▶ INFORMATION GIVEN
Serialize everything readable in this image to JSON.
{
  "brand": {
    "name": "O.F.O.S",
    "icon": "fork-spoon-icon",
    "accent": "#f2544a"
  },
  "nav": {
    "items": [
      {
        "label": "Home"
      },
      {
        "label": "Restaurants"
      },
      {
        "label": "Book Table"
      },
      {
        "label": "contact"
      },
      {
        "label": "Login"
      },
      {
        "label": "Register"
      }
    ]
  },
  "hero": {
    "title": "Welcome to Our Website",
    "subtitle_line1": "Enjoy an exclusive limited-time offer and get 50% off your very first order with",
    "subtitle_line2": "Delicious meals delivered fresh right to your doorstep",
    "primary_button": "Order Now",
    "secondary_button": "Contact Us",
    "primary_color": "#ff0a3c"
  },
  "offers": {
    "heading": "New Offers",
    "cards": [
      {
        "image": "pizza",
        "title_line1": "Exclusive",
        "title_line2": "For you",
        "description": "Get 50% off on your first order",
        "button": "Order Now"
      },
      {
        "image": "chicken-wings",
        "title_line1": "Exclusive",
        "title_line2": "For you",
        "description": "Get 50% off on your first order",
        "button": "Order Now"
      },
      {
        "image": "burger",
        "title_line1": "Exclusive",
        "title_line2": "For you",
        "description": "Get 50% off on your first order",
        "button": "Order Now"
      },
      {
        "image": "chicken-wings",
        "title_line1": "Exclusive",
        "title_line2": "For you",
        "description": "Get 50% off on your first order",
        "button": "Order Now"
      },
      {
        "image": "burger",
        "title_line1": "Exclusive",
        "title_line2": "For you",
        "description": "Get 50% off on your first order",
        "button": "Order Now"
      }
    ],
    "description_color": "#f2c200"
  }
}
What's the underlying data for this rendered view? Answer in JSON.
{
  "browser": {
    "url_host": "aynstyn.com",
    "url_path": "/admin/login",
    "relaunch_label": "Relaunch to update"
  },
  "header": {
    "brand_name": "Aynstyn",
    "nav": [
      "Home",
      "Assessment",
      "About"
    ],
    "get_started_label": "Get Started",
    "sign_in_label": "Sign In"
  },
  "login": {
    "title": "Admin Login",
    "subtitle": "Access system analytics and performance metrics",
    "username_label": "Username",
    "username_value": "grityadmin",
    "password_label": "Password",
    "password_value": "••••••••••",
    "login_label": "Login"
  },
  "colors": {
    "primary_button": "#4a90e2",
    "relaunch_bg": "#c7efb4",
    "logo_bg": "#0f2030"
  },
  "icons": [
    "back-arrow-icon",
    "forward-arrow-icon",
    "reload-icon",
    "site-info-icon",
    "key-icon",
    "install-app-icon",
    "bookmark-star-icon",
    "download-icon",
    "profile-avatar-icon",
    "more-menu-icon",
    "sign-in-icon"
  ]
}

▶ WRITTEN INSTRUCTION
Write out, word for word, every line from the one containing "What's the underlying" through the last line of the records above.

▶ IN RESPONSE
What's the underlying data for this rendered view? Answer in JSON.
{
  "browser": {
    "url_host": "aynstyn.com",
    "url_path": "/admin/login",
    "relaunch_label": "Relaunch to update"
  },
  "header": {
    "brand_name": "Aynstyn",
    "nav": [
      "Home",
      "Assessment",
      "About"
    ],
    "get_started_label": "Get Started",
    "sign_in_label": "Sign In"
  },
  "login": {
    "title": "Admin Login",
    "subtitle": "Access system analytics and performance metrics",
    "username_label": "Username",
    "username_value": "grityadmin",
    "password_label": "Password",
    "password_value": "••••••••••",
    "login_label": "Login"
  },
  "colors": {
    "primary_button": "#4a90e2",
    "relaunch_bg": "#c7efb4",
    "logo_bg": "#0f2030"
  },
  "icons": [
    "back-arrow-icon",
    "forward-arrow-icon",
    "reload-icon",
    "site-info-icon",
    "key-icon",
    "install-app-icon",
    "bookmark-star-icon",
    "download-icon",
    "profile-avatar-icon",
    "more-menu-icon",
    "sign-in-icon"
  ]
}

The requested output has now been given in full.